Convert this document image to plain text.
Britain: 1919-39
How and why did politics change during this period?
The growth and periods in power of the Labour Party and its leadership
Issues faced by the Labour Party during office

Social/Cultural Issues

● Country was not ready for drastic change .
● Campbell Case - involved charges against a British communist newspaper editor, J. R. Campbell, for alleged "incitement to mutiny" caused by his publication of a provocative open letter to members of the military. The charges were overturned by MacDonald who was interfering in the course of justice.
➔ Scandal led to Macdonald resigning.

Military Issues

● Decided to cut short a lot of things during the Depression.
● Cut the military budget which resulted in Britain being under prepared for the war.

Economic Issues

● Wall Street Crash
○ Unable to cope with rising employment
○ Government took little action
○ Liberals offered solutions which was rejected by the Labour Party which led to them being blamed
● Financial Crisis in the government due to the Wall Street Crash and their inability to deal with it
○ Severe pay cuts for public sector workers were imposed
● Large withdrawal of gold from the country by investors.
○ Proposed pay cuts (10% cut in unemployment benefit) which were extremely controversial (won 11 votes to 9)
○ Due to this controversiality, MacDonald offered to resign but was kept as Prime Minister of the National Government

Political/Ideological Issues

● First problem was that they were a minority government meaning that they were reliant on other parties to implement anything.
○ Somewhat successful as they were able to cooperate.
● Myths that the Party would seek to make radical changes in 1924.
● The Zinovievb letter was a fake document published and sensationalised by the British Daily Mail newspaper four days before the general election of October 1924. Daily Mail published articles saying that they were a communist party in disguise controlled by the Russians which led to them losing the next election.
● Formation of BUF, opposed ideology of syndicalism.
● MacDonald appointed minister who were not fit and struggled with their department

# # # # # # #

WORK TO BE COMPLETED -> Exact output of every entry is required.

EXPECTED ANSWER ->
Convert this document image to plain text.
Britain: 1919-39
How and why did politics change during this period?
The growth and periods in power of the Labour Party and its leadership
Issues faced by the Labour Party during office

Social/Cultural Issues

● Country was not ready for drastic change .
● Campbell Case - involved charges against a British communist newspaper editor, J. R. Campbell, for alleged "incitement to mutiny" caused by his publication of a provocative open letter to members of the military. The charges were overturned by MacDonald who was interfering in the course of justice.
➔ Scandal led to Macdonald resigning.

Military Issues

● Decided to cut short a lot of things during the Depression.
● Cut the military budget which resulted in Britain being under prepared for the war.

Economic Issues

● Wall Street Crash
○ Unable to cope with rising employment
○ Government took little action
○ Liberals offered solutions which was rejected by the Labour Party which led to them being blamed
● Financial Crisis in the government due to the Wall Street Crash and their inability to deal with it
○ Severe pay cuts for public sector workers were imposed
● Large withdrawal of gold from the country by investors.
○ Proposed pay cuts (10% cut in unemployment benefit) which were extremely controversial (won 11 votes to 9)
○ Due to this controversiality, MacDonald offered to resign but was kept as Prime Minister of the National Government

Political/Ideological Issues

● First problem was that they were a minority government meaning that they were reliant on other parties to implement anything.
○ Somewhat successful as they were able to cooperate.
● Myths that the Party would seek to make radical changes in 1924.
● The Zinovievb letter was a fake document published and sensationalised by the British Daily Mail newspaper four days before the general election of October 1924. Daily Mail published articles saying that they were a communist party in disguise controlled by the Russians which led to them losing the next election.
● Formation of BUF, opposed ideology of syndicalism.
● MacDonald appointed minister who were not fit and struggled with their department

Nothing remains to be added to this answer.